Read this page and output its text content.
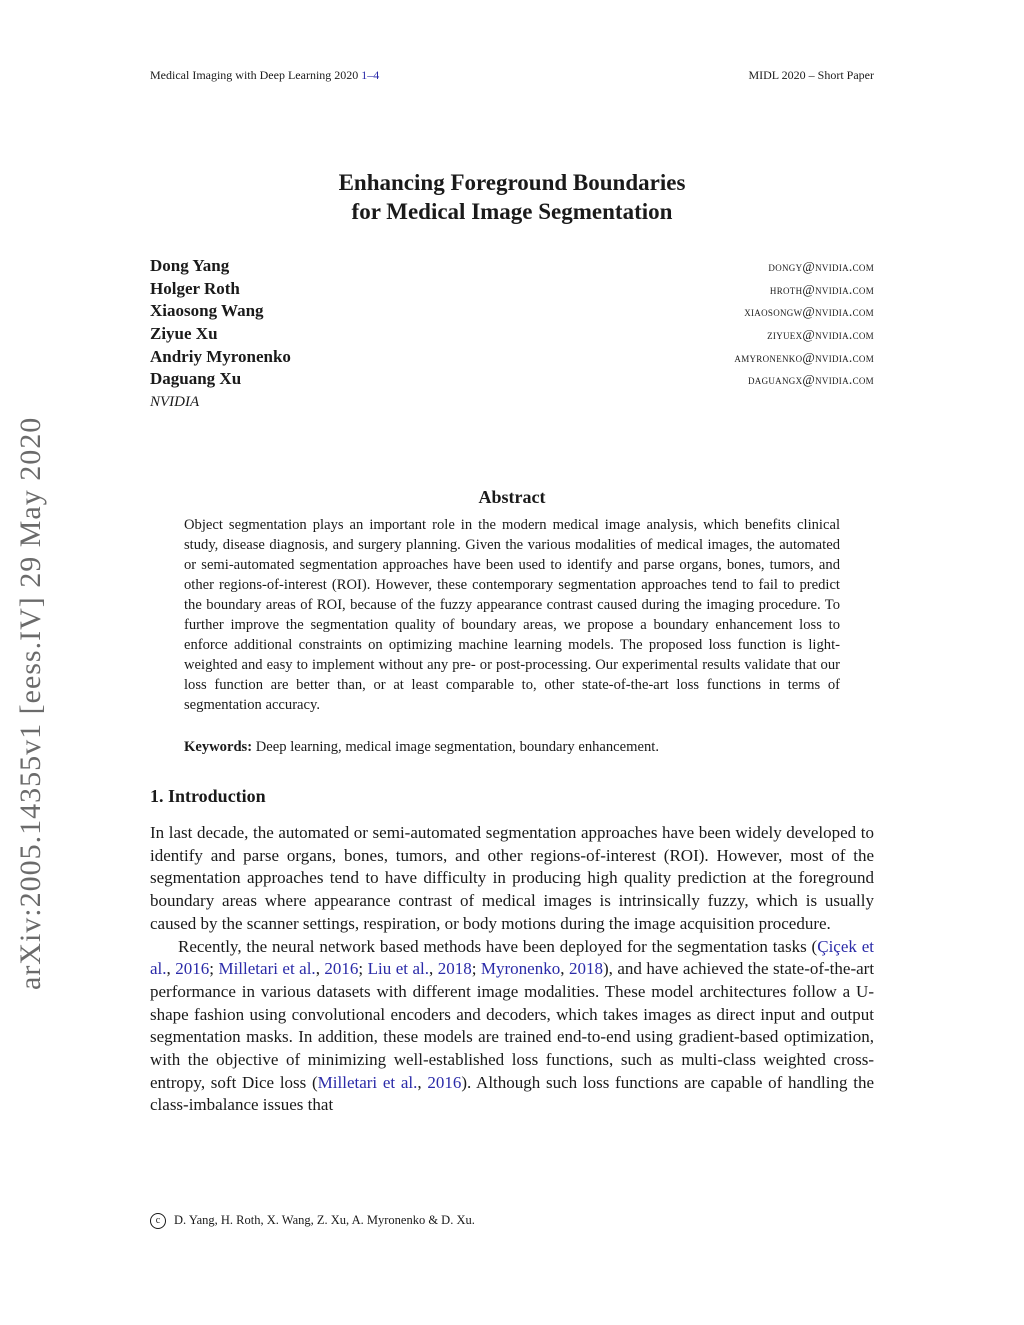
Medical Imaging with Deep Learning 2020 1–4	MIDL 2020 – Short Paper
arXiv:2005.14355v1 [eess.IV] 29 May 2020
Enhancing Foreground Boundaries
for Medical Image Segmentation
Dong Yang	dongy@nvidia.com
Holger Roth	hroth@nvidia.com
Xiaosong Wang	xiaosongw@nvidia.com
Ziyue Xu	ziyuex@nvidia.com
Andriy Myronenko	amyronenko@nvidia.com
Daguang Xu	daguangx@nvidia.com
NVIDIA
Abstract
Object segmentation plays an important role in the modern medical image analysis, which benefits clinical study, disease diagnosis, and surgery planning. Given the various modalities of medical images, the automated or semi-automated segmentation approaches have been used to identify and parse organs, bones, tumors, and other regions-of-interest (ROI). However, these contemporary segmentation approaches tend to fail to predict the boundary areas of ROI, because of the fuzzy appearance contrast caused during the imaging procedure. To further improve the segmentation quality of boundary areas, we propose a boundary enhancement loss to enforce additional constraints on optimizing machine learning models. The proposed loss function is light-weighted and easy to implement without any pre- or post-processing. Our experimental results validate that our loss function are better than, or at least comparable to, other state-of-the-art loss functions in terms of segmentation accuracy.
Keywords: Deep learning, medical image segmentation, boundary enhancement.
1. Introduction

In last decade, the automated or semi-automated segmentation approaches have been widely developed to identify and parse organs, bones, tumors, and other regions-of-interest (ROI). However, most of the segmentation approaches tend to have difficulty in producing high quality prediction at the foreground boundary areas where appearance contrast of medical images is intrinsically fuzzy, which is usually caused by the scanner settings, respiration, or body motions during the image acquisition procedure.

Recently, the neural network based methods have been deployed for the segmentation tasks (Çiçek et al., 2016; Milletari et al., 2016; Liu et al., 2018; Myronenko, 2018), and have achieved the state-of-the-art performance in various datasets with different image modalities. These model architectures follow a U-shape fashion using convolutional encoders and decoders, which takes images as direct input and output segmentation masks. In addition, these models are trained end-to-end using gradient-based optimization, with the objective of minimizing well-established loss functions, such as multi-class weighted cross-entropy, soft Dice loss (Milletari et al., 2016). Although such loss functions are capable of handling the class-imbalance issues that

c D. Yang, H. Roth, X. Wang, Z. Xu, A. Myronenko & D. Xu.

━━━━━━━━━━━━━━━━━━━━━━━━━━━━━━

WORK ORDER:
Each record above, in full: return it exactly, pictures excluded.

SOLUTION:
Read this page and output its text content.
Medical Imaging with Deep Learning 2020 1–4	MIDL 2020 – Short Paper
arXiv:2005.14355v1 [eess.IV] 29 May 2020
Enhancing Foreground Boundaries
for Medical Image Segmentation
Dong Yang	dongy@nvidia.com
Holger Roth	hroth@nvidia.com
Xiaosong Wang	xiaosongw@nvidia.com
Ziyue Xu	ziyuex@nvidia.com
Andriy Myronenko	amyronenko@nvidia.com
Daguang Xu	daguangx@nvidia.com
NVIDIA
Abstract
Object segmentation plays an important role in the modern medical image analysis, which benefits clinical study, disease diagnosis, and surgery planning. Given the various modalities of medical images, the automated or semi-automated segmentation approaches have been used to identify and parse organs, bones, tumors, and other regions-of-interest (ROI). However, these contemporary segmentation approaches tend to fail to predict the boundary areas of ROI, because of the fuzzy appearance contrast caused during the imaging procedure. To further improve the segmentation quality of boundary areas, we propose a boundary enhancement loss to enforce additional constraints on optimizing machine learning models. The proposed loss function is light-weighted and easy to implement without any pre- or post-processing. Our experimental results validate that our loss function are better than, or at least comparable to, other state-of-the-art loss functions in terms of segmentation accuracy.
Keywords: Deep learning, medical image segmentation, boundary enhancement.
1. Introduction

In last decade, the automated or semi-automated segmentation approaches have been widely developed to identify and parse organs, bones, tumors, and other regions-of-interest (ROI). However, most of the segmentation approaches tend to have difficulty in producing high quality prediction at the foreground boundary areas where appearance contrast of medical images is intrinsically fuzzy, which is usually caused by the scanner settings, respiration, or body motions during the image acquisition procedure.

Recently, the neural network based methods have been deployed for the segmentation tasks (Çiçek et al., 2016; Milletari et al., 2016; Liu et al., 2018; Myronenko, 2018), and have achieved the state-of-the-art performance in various datasets with different image modalities. These model architectures follow a U-shape fashion using convolutional encoders and decoders, which takes images as direct input and output segmentation masks. In addition, these models are trained end-to-end using gradient-based optimization, with the objective of minimizing well-established loss functions, such as multi-class weighted cross-entropy, soft Dice loss (Milletari et al., 2016). Although such loss functions are capable of handling the class-imbalance issues that

c D. Yang, H. Roth, X. Wang, Z. Xu, A. Myronenko & D. Xu.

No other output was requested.